WHAT IS ASKED:
From the entries provided below, copy each line that contains the word "DOWÓZ".

DATASET RECORDS:

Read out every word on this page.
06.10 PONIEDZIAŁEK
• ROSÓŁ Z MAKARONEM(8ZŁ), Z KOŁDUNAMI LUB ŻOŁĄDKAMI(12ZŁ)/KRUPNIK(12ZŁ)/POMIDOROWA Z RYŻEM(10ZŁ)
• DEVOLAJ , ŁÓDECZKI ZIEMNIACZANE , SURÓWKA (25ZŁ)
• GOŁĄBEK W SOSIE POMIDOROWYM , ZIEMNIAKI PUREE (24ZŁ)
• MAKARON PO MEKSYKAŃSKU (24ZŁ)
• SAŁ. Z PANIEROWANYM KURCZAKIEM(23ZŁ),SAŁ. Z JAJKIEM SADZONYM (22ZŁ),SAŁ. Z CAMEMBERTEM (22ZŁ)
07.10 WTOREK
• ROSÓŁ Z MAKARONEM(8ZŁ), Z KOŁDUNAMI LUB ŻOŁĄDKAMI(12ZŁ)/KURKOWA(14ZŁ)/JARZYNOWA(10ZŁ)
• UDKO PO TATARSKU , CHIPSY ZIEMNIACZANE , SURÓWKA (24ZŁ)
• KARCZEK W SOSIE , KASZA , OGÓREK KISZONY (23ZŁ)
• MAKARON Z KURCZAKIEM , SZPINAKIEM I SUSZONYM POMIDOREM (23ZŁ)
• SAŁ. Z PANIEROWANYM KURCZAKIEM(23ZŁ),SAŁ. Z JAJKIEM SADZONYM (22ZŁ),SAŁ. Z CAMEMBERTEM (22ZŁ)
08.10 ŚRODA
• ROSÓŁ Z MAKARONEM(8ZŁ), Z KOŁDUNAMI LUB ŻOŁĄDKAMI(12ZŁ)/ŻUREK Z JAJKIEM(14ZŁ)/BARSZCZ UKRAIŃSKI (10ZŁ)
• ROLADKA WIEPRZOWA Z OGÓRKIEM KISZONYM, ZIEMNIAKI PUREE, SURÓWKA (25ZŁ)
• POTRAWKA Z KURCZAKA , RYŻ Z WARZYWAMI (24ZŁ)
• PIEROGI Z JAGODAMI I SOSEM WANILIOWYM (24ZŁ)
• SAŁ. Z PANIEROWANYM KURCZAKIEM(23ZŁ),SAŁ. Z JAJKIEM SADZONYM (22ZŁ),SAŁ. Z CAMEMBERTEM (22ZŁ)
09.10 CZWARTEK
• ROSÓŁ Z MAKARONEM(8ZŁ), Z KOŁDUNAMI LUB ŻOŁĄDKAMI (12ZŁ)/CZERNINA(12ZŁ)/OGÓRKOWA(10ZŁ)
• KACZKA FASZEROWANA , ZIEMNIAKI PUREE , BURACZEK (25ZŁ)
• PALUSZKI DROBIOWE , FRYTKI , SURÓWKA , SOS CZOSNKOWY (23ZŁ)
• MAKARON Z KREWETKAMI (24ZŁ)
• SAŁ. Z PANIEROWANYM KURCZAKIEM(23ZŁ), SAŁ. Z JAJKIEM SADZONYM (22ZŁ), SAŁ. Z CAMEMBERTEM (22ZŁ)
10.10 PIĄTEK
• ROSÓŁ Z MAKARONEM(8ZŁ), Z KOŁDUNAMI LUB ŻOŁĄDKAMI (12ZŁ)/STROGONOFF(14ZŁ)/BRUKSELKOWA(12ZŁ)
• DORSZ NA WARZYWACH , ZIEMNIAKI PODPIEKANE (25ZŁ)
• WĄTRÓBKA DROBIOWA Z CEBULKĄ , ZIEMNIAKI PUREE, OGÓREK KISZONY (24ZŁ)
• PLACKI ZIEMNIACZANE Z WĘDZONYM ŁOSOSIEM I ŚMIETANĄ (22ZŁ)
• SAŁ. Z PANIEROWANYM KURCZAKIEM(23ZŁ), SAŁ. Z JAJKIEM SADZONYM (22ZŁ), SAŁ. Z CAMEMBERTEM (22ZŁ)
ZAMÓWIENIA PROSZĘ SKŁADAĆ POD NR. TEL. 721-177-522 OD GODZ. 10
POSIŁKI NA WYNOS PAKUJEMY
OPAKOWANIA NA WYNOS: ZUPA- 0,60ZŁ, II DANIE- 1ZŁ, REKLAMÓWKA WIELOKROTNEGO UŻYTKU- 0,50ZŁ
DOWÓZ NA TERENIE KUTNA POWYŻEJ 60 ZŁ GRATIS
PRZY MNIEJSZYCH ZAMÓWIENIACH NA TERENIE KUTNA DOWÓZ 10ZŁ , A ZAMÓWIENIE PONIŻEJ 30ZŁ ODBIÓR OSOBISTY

* * *

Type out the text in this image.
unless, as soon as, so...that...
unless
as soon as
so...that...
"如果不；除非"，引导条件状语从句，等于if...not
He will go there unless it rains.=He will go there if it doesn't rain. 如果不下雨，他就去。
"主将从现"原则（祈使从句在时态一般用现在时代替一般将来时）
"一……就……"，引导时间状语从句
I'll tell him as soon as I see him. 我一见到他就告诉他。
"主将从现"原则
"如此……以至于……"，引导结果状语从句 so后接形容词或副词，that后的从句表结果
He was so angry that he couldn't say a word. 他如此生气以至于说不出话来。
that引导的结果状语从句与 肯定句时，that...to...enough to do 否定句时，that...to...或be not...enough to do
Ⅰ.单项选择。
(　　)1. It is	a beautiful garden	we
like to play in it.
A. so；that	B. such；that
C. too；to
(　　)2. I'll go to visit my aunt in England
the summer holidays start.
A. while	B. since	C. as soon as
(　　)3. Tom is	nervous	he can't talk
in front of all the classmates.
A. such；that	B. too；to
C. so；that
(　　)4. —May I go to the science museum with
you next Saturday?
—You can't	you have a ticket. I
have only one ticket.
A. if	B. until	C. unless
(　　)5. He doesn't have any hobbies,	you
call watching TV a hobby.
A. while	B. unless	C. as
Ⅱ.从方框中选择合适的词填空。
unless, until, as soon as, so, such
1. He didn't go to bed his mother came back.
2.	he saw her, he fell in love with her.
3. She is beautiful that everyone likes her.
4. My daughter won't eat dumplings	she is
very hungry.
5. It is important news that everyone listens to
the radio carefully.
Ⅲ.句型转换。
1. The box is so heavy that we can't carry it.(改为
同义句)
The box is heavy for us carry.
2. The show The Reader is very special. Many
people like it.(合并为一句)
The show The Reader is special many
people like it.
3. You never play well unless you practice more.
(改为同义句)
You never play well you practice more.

OUTPUT OF THE EXERCISE:
DOWÓZ NA TERENIE KUTNA POWYŻEJ 60 ZŁ GRATIS
PRZY MNIEJSZYCH ZAMÓWIENIACH NA TERENIE KUTNA DOWÓZ 10ZŁ , A ZAMÓWIENIE PONIŻEJ 30ZŁ ODBIÓR OSOBISTY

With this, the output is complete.